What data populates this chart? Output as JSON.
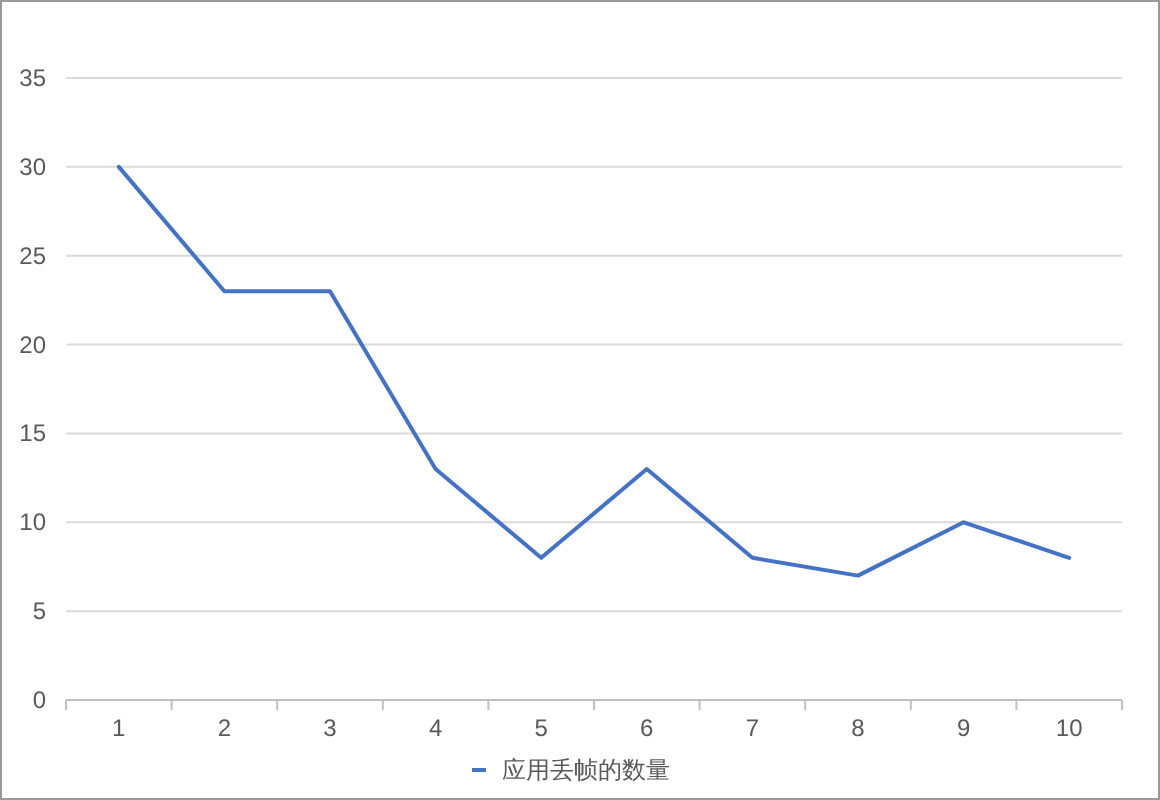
{
  "chart_data": {
    "type": "line",
    "categories": [
      "1",
      "2",
      "3",
      "4",
      "5",
      "6",
      "7",
      "8",
      "9",
      "10"
    ],
    "series": [
      {
        "name": "应用丢帧的数量",
        "color": "#4472c4",
        "values": [
          30,
          23,
          23,
          13,
          8,
          13,
          8,
          7,
          10,
          8
        ]
      }
    ],
    "ylim": [
      0,
      35
    ],
    "yticks": [
      0,
      5,
      10,
      15,
      20,
      25,
      30,
      35
    ],
    "grid": "y",
    "legend": "bottom"
  }
}
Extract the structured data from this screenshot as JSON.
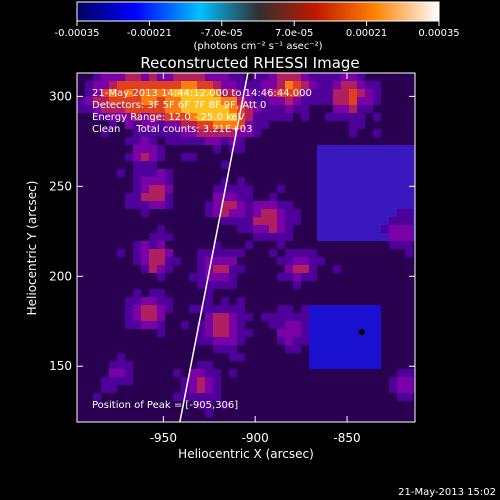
{
  "colorbar": {
    "tick_labels": [
      "-0.00035",
      "-0.00021",
      "-7.0e-05",
      "7.0e-05",
      "0.00021",
      "0.00035"
    ],
    "tick_values": [
      -0.00035,
      -0.00021,
      -7e-05,
      7e-05,
      0.00021,
      0.00035
    ],
    "range": [
      -0.00035,
      0.00035
    ],
    "units_label": "(photons cm⁻² s⁻¹ asec⁻²)",
    "colormap": [
      "#000080",
      "#0000ff",
      "#00b4ff",
      "#ffffff",
      "#ffd400",
      "#ff3000",
      "#600000"
    ]
  },
  "plot": {
    "title": "Reconstructed RHESSI Image",
    "annotations": [
      "21-May-2013 14:44:12.000 to 14:46:44.000",
      "Detectors: 3F 5F 6F 7F 8F 9F, Att 0",
      "Energy Range: 12.0 - 25.0 keV",
      "Clean     Total counts: 3.21E+03"
    ],
    "peak_label": "Position of Peak = [-905,306]",
    "xlabel": "Heliocentric X (arcsec)",
    "ylabel": "Heliocentric Y (arcsec)",
    "xlim": [
      -997,
      -813
    ],
    "ylim": [
      119,
      313
    ],
    "xticks": [
      -950,
      -900,
      -850
    ],
    "xtick_labels": [
      "-950",
      "-900",
      "-850"
    ],
    "yticks": [
      150,
      200,
      250,
      300
    ],
    "ytick_labels": [
      "150",
      "200",
      "250",
      "300"
    ],
    "limb_line": [
      [
        -941,
        119
      ],
      [
        -904,
        313
      ]
    ],
    "image_palette": [
      "#2a0050",
      "#50009a",
      "#7a00a8",
      "#b02060",
      "#e04020",
      "#ff7a10",
      "#ffc020"
    ]
  },
  "footer_timestamp": "21-May-2013 15:02"
}
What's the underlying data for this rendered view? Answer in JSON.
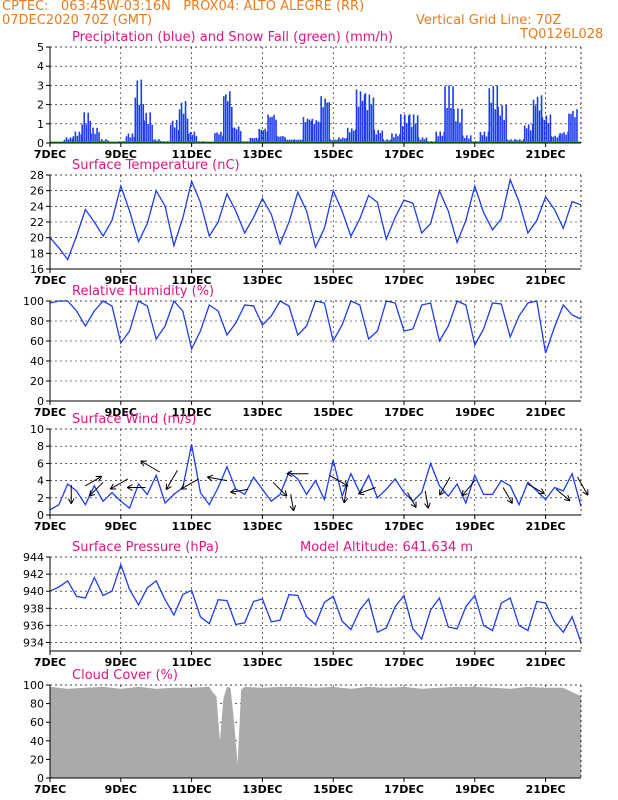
{
  "header": {
    "line1": "CPTEC:   063:45W-03:16N   PROX04: ALTO ALEGRE (RR)",
    "line2": "07DEC2020 70Z (GMT)",
    "vgrid": "Vertical Grid Line: 70Z",
    "code": "TQ0126L028"
  },
  "colors": {
    "header": "#e87b1e",
    "title": "#e0157f",
    "series": "#1e3cf0",
    "snow": "#22aa22",
    "cloud": "#aaaaaa",
    "arrow": "#000000"
  },
  "chart_data": [
    {
      "type": "bar",
      "title": "Precipitation (blue) and Snow Fall (green) (mm/h)",
      "ylim": [
        0,
        5
      ],
      "yticks": [
        0,
        1,
        2,
        3,
        4,
        5
      ],
      "xlabels": [
        "7DEC",
        "9DEC",
        "11DEC",
        "13DEC",
        "15DEC",
        "17DEC",
        "19DEC",
        "21DEC"
      ],
      "xlim": [
        0,
        15
      ],
      "series": [
        {
          "name": "Precipitation",
          "x": [
            0.5,
            0.75,
            1.0,
            1.25,
            1.5,
            1.75,
            2.0,
            2.25,
            2.5,
            2.75,
            3.0,
            3.25,
            3.5,
            3.75,
            4.0,
            4.25,
            4.5,
            4.75,
            5.0,
            5.25,
            5.5,
            5.75,
            6.0,
            6.25,
            6.5,
            6.75,
            7.0,
            7.25,
            7.5,
            7.75,
            8.0,
            8.25,
            8.5,
            8.75,
            9.0,
            9.25,
            9.5,
            9.75,
            10.0,
            10.25,
            10.5,
            10.75,
            11.0,
            11.25,
            11.5,
            11.75,
            12.0,
            12.25,
            12.5,
            12.75,
            13.0,
            13.25,
            13.5,
            13.75,
            14.0,
            14.25,
            14.5,
            14.75
          ],
          "values": [
            0.3,
            0.6,
            1.6,
            0.8,
            0.2,
            0.0,
            0.1,
            0.5,
            3.3,
            1.6,
            0.2,
            0.1,
            1.2,
            2.2,
            0.6,
            0.1,
            0.0,
            0.6,
            2.8,
            0.9,
            0.1,
            0.3,
            0.8,
            1.6,
            0.4,
            0.2,
            0.2,
            1.4,
            1.3,
            2.5,
            0.2,
            0.3,
            0.8,
            2.8,
            2.6,
            0.7,
            0.2,
            0.5,
            1.5,
            1.5,
            0.3,
            0.1,
            0.6,
            3.0,
            1.8,
            0.4,
            0.1,
            0.6,
            3.0,
            2.0,
            0.2,
            0.2,
            1.0,
            2.5,
            1.5,
            0.4,
            0.6,
            1.8
          ]
        },
        {
          "name": "Snow Fall",
          "values": [
            0.0
          ]
        }
      ]
    },
    {
      "type": "line",
      "title": "Surface Temperature (nC)",
      "ylim": [
        16,
        28
      ],
      "yticks": [
        16,
        18,
        20,
        22,
        24,
        26,
        28
      ],
      "xlim": [
        0,
        15
      ],
      "series": [
        {
          "x": [
            0.0,
            0.25,
            0.5,
            0.75,
            1.0,
            1.25,
            1.5,
            1.75,
            2.0,
            2.25,
            2.5,
            2.75,
            3.0,
            3.25,
            3.5,
            3.75,
            4.0,
            4.25,
            4.5,
            4.75,
            5.0,
            5.25,
            5.5,
            5.75,
            6.0,
            6.25,
            6.5,
            6.75,
            7.0,
            7.25,
            7.5,
            7.75,
            8.0,
            8.25,
            8.5,
            8.75,
            9.0,
            9.25,
            9.5,
            9.75,
            10.0,
            10.25,
            10.5,
            10.75,
            11.0,
            11.25,
            11.5,
            11.75,
            12.0,
            12.25,
            12.5,
            12.75,
            13.0,
            13.25,
            13.5,
            13.75,
            14.0,
            14.25,
            14.5,
            14.75,
            15.0
          ],
          "values": [
            20.0,
            18.7,
            17.2,
            20.2,
            23.6,
            22.0,
            20.2,
            22.2,
            26.6,
            23.4,
            19.5,
            21.8,
            26.0,
            24.0,
            19.0,
            22.5,
            27.2,
            24.5,
            20.2,
            22.0,
            25.6,
            23.4,
            20.6,
            22.6,
            25.0,
            23.0,
            19.2,
            22.0,
            25.8,
            23.4,
            18.8,
            21.2,
            26.0,
            23.4,
            20.2,
            22.4,
            25.4,
            24.5,
            19.8,
            22.6,
            24.8,
            24.4,
            20.6,
            21.8,
            26.0,
            23.4,
            19.4,
            22.2,
            26.6,
            23.2,
            21.0,
            22.4,
            27.4,
            24.6,
            20.6,
            22.2,
            25.2,
            23.6,
            21.2,
            24.6,
            24.2
          ]
        }
      ]
    },
    {
      "type": "line",
      "title": "Relative Humidity (%)",
      "ylim": [
        0,
        100
      ],
      "yticks": [
        0,
        20,
        40,
        60,
        80,
        100
      ],
      "xlim": [
        0,
        15
      ],
      "series": [
        {
          "x": [
            0.0,
            0.25,
            0.5,
            0.75,
            1.0,
            1.25,
            1.5,
            1.75,
            2.0,
            2.25,
            2.5,
            2.75,
            3.0,
            3.25,
            3.5,
            3.75,
            4.0,
            4.25,
            4.5,
            4.75,
            5.0,
            5.25,
            5.5,
            5.75,
            6.0,
            6.25,
            6.5,
            6.75,
            7.0,
            7.25,
            7.5,
            7.75,
            8.0,
            8.25,
            8.5,
            8.75,
            9.0,
            9.25,
            9.5,
            9.75,
            10.0,
            10.25,
            10.5,
            10.75,
            11.0,
            11.25,
            11.5,
            11.75,
            12.0,
            12.25,
            12.5,
            12.75,
            13.0,
            13.25,
            13.5,
            13.75,
            14.0,
            14.25,
            14.5,
            14.75,
            15.0
          ],
          "values": [
            98,
            100,
            100,
            90,
            75,
            90,
            100,
            95,
            58,
            70,
            100,
            95,
            62,
            75,
            100,
            90,
            52,
            70,
            96,
            90,
            66,
            78,
            96,
            95,
            76,
            85,
            100,
            95,
            66,
            75,
            100,
            98,
            60,
            76,
            100,
            96,
            62,
            70,
            100,
            98,
            70,
            72,
            96,
            98,
            60,
            75,
            100,
            96,
            56,
            72,
            98,
            97,
            64,
            85,
            98,
            100,
            48,
            74,
            96,
            86,
            82
          ]
        }
      ]
    },
    {
      "type": "line",
      "title": "Surface Wind (m/s)",
      "ylim": [
        0,
        10
      ],
      "yticks": [
        0,
        2,
        4,
        6,
        8,
        10
      ],
      "xlim": [
        0,
        15
      ],
      "series": [
        {
          "x": [
            0.0,
            0.25,
            0.5,
            0.75,
            1.0,
            1.25,
            1.5,
            1.75,
            2.0,
            2.25,
            2.5,
            2.75,
            3.0,
            3.25,
            3.5,
            3.75,
            4.0,
            4.25,
            4.5,
            4.75,
            5.0,
            5.25,
            5.5,
            5.75,
            6.0,
            6.25,
            6.5,
            6.75,
            7.0,
            7.25,
            7.5,
            7.75,
            8.0,
            8.25,
            8.5,
            8.75,
            9.0,
            9.25,
            9.5,
            9.75,
            10.0,
            10.25,
            10.5,
            10.75,
            11.0,
            11.25,
            11.5,
            11.75,
            12.0,
            12.25,
            12.5,
            12.75,
            13.0,
            13.25,
            13.5,
            13.75,
            14.0,
            14.25,
            14.5,
            14.75,
            15.0
          ],
          "values": [
            0.6,
            1.2,
            3.6,
            2.8,
            1.2,
            3.4,
            1.6,
            2.6,
            1.6,
            0.8,
            3.6,
            2.4,
            4.6,
            1.4,
            2.4,
            3.2,
            8.2,
            2.6,
            1.2,
            3.2,
            5.6,
            3.0,
            2.4,
            4.4,
            3.0,
            1.6,
            2.4,
            5.0,
            4.2,
            2.4,
            4.0,
            1.8,
            6.4,
            2.2,
            4.8,
            2.6,
            4.6,
            2.0,
            3.0,
            4.2,
            2.6,
            1.6,
            2.6,
            6.0,
            3.4,
            2.2,
            3.6,
            1.4,
            4.6,
            2.4,
            2.4,
            4.0,
            3.4,
            1.2,
            3.8,
            2.8,
            1.8,
            3.2,
            2.8,
            4.8,
            1.0
          ]
        }
      ],
      "arrows": [
        {
          "x": 0.6,
          "speed": 3.5,
          "dir_deg": 270
        },
        {
          "x": 1.0,
          "speed": 3.4,
          "dir_deg": 30
        },
        {
          "x": 1.5,
          "speed": 3.8,
          "dir_deg": 225
        },
        {
          "x": 2.2,
          "speed": 4.2,
          "dir_deg": 210
        },
        {
          "x": 2.7,
          "speed": 3.2,
          "dir_deg": 180
        },
        {
          "x": 3.1,
          "speed": 5.0,
          "dir_deg": 150
        },
        {
          "x": 3.6,
          "speed": 5.2,
          "dir_deg": 240
        },
        {
          "x": 4.2,
          "speed": 4.2,
          "dir_deg": 210
        },
        {
          "x": 5.0,
          "speed": 4.0,
          "dir_deg": 170
        },
        {
          "x": 5.6,
          "speed": 3.0,
          "dir_deg": 190
        },
        {
          "x": 6.3,
          "speed": 3.8,
          "dir_deg": 315
        },
        {
          "x": 6.8,
          "speed": 2.4,
          "dir_deg": 280
        },
        {
          "x": 7.3,
          "speed": 4.8,
          "dir_deg": 180
        },
        {
          "x": 7.9,
          "speed": 4.6,
          "dir_deg": 330
        },
        {
          "x": 8.4,
          "speed": 3.6,
          "dir_deg": 260
        },
        {
          "x": 9.2,
          "speed": 3.2,
          "dir_deg": 200
        },
        {
          "x": 10.1,
          "speed": 2.6,
          "dir_deg": 300
        },
        {
          "x": 10.6,
          "speed": 2.8,
          "dir_deg": 280
        },
        {
          "x": 11.3,
          "speed": 4.4,
          "dir_deg": 240
        },
        {
          "x": 12.0,
          "speed": 4.0,
          "dir_deg": 230
        },
        {
          "x": 12.8,
          "speed": 3.2,
          "dir_deg": 300
        },
        {
          "x": 13.5,
          "speed": 3.6,
          "dir_deg": 330
        },
        {
          "x": 14.3,
          "speed": 3.0,
          "dir_deg": 320
        },
        {
          "x": 14.9,
          "speed": 4.4,
          "dir_deg": 300
        }
      ]
    },
    {
      "type": "line",
      "title": "Surface Pressure (hPa)",
      "subtitle": "Model Altitude: 641.634 m",
      "ylim": [
        933,
        944
      ],
      "yticks": [
        934,
        936,
        938,
        940,
        942,
        944
      ],
      "xlim": [
        0,
        15
      ],
      "series": [
        {
          "x": [
            0.0,
            0.25,
            0.5,
            0.75,
            1.0,
            1.25,
            1.5,
            1.75,
            2.0,
            2.25,
            2.5,
            2.75,
            3.0,
            3.25,
            3.5,
            3.75,
            4.0,
            4.25,
            4.5,
            4.75,
            5.0,
            5.25,
            5.5,
            5.75,
            6.0,
            6.25,
            6.5,
            6.75,
            7.0,
            7.25,
            7.5,
            7.75,
            8.0,
            8.25,
            8.5,
            8.75,
            9.0,
            9.25,
            9.5,
            9.75,
            10.0,
            10.25,
            10.5,
            10.75,
            11.0,
            11.25,
            11.5,
            11.75,
            12.0,
            12.25,
            12.5,
            12.75,
            13.0,
            13.25,
            13.5,
            13.75,
            14.0,
            14.25,
            14.5,
            14.75,
            15.0
          ],
          "values": [
            940.0,
            940.5,
            941.2,
            939.4,
            939.2,
            941.6,
            939.5,
            940.0,
            943.1,
            940.2,
            938.4,
            940.4,
            941.2,
            939.0,
            937.2,
            939.6,
            940.1,
            937.0,
            936.2,
            939.0,
            938.9,
            936.1,
            936.3,
            938.8,
            939.1,
            936.4,
            936.6,
            939.6,
            939.5,
            937.0,
            936.1,
            938.7,
            939.4,
            936.5,
            935.5,
            937.8,
            939.1,
            935.2,
            935.7,
            938.2,
            939.5,
            935.6,
            934.4,
            937.8,
            939.2,
            935.8,
            935.6,
            938.2,
            939.5,
            936.0,
            935.4,
            938.6,
            939.2,
            936.0,
            935.4,
            938.8,
            938.6,
            936.4,
            935.2,
            937.0,
            934.0
          ]
        }
      ]
    },
    {
      "type": "area",
      "title": "Cloud Cover (%)",
      "ylim": [
        0,
        100
      ],
      "yticks": [
        0,
        20,
        40,
        60,
        80,
        100
      ],
      "xlim": [
        0,
        15
      ],
      "series": [
        {
          "x": [
            0.0,
            0.5,
            1.0,
            1.5,
            2.0,
            2.5,
            3.0,
            3.5,
            4.0,
            4.5,
            4.6,
            4.7,
            4.8,
            4.9,
            5.0,
            5.1,
            5.2,
            5.3,
            5.4,
            5.5,
            6.0,
            6.5,
            7.0,
            7.5,
            8.0,
            8.5,
            9.0,
            9.5,
            10.0,
            10.5,
            11.0,
            11.5,
            12.0,
            12.5,
            13.0,
            13.5,
            14.0,
            14.5,
            15.0
          ],
          "values": [
            98,
            96,
            97,
            98,
            96,
            98,
            96,
            97,
            97,
            98,
            92,
            88,
            40,
            86,
            98,
            97,
            60,
            15,
            95,
            98,
            97,
            98,
            98,
            97,
            98,
            96,
            98,
            97,
            98,
            96,
            97,
            98,
            98,
            97,
            96,
            98,
            97,
            97,
            88
          ]
        }
      ]
    }
  ]
}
##########
* Short task:
Figure out how many lines of the data above include "Heliocentric", then give the number and nothing more.

* Correct result:
2